**Your instructions**
Exactly repeat all the records below, omitting the images they hold.

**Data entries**
────────────────

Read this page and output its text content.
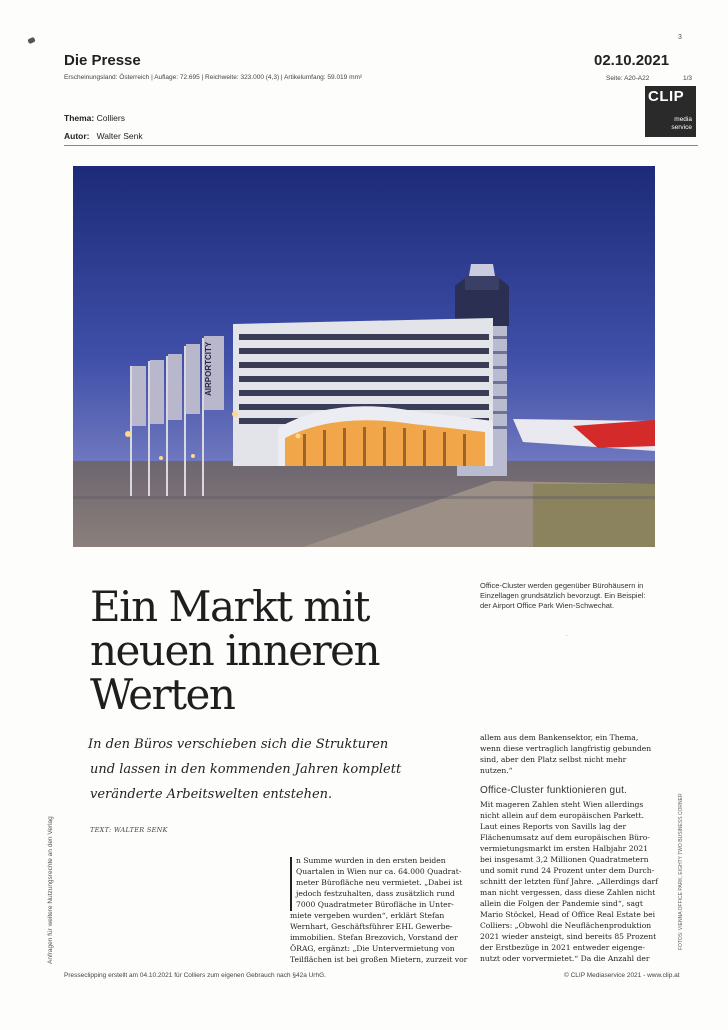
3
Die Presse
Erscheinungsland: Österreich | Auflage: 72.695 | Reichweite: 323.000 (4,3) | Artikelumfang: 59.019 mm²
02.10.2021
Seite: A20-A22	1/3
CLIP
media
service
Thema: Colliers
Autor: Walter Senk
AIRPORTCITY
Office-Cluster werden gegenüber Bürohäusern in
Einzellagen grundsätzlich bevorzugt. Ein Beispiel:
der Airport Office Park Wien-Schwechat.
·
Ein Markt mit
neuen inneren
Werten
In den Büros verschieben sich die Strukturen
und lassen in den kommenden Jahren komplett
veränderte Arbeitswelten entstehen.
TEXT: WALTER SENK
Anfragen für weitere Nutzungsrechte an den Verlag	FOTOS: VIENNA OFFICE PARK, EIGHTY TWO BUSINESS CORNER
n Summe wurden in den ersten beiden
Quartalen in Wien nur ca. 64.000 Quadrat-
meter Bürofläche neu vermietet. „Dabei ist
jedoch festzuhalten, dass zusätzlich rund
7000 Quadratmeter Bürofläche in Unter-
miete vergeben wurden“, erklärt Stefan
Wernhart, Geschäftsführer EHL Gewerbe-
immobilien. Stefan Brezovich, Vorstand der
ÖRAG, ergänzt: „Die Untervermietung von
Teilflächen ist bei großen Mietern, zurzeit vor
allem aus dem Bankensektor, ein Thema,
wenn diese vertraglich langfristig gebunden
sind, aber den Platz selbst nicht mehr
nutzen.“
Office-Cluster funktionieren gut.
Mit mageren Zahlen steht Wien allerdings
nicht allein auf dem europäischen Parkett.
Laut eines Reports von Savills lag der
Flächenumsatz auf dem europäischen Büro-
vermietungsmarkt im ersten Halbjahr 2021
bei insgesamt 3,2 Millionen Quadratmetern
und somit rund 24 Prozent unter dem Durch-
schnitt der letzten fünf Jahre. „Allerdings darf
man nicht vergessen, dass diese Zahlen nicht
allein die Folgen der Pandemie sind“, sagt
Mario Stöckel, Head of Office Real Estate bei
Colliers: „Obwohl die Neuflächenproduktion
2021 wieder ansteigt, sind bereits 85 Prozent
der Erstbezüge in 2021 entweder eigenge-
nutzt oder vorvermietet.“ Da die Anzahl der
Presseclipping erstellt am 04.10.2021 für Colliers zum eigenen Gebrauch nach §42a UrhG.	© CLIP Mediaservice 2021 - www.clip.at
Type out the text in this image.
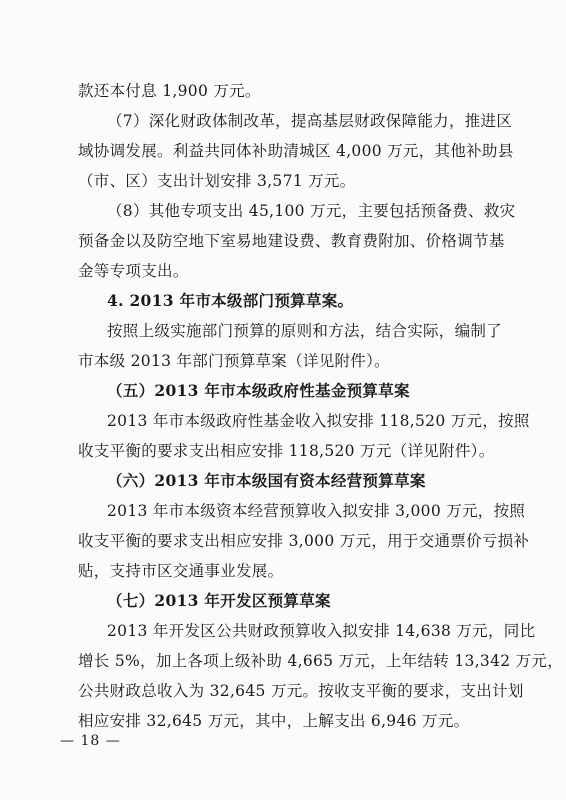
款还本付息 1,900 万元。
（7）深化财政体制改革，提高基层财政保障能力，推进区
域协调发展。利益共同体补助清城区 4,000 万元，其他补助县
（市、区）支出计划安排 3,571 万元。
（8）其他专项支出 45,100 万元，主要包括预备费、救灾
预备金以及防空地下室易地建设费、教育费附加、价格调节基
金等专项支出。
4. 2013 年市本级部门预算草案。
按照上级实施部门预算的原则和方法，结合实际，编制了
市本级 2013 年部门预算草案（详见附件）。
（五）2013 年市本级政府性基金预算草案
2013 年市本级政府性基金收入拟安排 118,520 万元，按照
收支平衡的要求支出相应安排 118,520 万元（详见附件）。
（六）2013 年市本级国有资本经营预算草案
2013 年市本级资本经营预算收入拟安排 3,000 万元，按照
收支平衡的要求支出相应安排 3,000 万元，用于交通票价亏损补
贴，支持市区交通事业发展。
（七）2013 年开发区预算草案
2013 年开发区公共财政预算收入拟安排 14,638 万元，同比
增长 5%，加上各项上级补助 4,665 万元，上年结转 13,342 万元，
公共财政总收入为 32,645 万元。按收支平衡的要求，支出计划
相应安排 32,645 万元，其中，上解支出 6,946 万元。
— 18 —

────────────────

**Response to this task**
Read this page and output its text content.
3
Die Presse
Erscheinungsland: Österreich | Auflage: 72.695 | Reichweite: 323.000 (4,3) | Artikelumfang: 59.019 mm²
02.10.2021
Seite: A20-A22	1/3
CLIP
media
service
Thema: Colliers
Autor: Walter Senk
AIRPORTCITY
Office-Cluster werden gegenüber Bürohäusern in
Einzellagen grundsätzlich bevorzugt. Ein Beispiel:
der Airport Office Park Wien-Schwechat.
·
Ein Markt mit
neuen inneren
Werten
In den Büros verschieben sich die Strukturen
und lassen in den kommenden Jahren komplett
veränderte Arbeitswelten entstehen.
TEXT: WALTER SENK
Anfragen für weitere Nutzungsrechte an den Verlag	FOTOS: VIENNA OFFICE PARK, EIGHTY TWO BUSINESS CORNER
n Summe wurden in den ersten beiden
Quartalen in Wien nur ca. 64.000 Quadrat-
meter Bürofläche neu vermietet. „Dabei ist
jedoch festzuhalten, dass zusätzlich rund
7000 Quadratmeter Bürofläche in Unter-
miete vergeben wurden“, erklärt Stefan
Wernhart, Geschäftsführer EHL Gewerbe-
immobilien. Stefan Brezovich, Vorstand der
ÖRAG, ergänzt: „Die Untervermietung von
Teilflächen ist bei großen Mietern, zurzeit vor
allem aus dem Bankensektor, ein Thema,
wenn diese vertraglich langfristig gebunden
sind, aber den Platz selbst nicht mehr
nutzen.“
Office-Cluster funktionieren gut.
Mit mageren Zahlen steht Wien allerdings
nicht allein auf dem europäischen Parkett.
Laut eines Reports von Savills lag der
Flächenumsatz auf dem europäischen Büro-
vermietungsmarkt im ersten Halbjahr 2021
bei insgesamt 3,2 Millionen Quadratmetern
und somit rund 24 Prozent unter dem Durch-
schnitt der letzten fünf Jahre. „Allerdings darf
man nicht vergessen, dass diese Zahlen nicht
allein die Folgen der Pandemie sind“, sagt
Mario Stöckel, Head of Office Real Estate bei
Colliers: „Obwohl die Neuflächenproduktion
2021 wieder ansteigt, sind bereits 85 Prozent
der Erstbezüge in 2021 entweder eigenge-
nutzt oder vorvermietet.“ Da die Anzahl der
Presseclipping erstellt am 04.10.2021 für Colliers zum eigenen Gebrauch nach §42a UrhG.	© CLIP Mediaservice 2021 - www.clip.at
Type out the text in this image.
款还本付息 1,900 万元。
（7）深化财政体制改革，提高基层财政保障能力，推进区
域协调发展。利益共同体补助清城区 4,000 万元，其他补助县
（市、区）支出计划安排 3,571 万元。
（8）其他专项支出 45,100 万元，主要包括预备费、救灾
预备金以及防空地下室易地建设费、教育费附加、价格调节基
金等专项支出。
4. 2013 年市本级部门预算草案。
按照上级实施部门预算的原则和方法，结合实际，编制了
市本级 2013 年部门预算草案（详见附件）。
（五）2013 年市本级政府性基金预算草案
2013 年市本级政府性基金收入拟安排 118,520 万元，按照
收支平衡的要求支出相应安排 118,520 万元（详见附件）。
（六）2013 年市本级国有资本经营预算草案
2013 年市本级资本经营预算收入拟安排 3,000 万元，按照
收支平衡的要求支出相应安排 3,000 万元，用于交通票价亏损补
贴，支持市区交通事业发展。
（七）2013 年开发区预算草案
2013 年开发区公共财政预算收入拟安排 14,638 万元，同比
增长 5%，加上各项上级补助 4,665 万元，上年结转 13,342 万元，
公共财政总收入为 32,645 万元。按收支平衡的要求，支出计划
相应安排 32,645 万元，其中，上解支出 6,946 万元。
— 18 —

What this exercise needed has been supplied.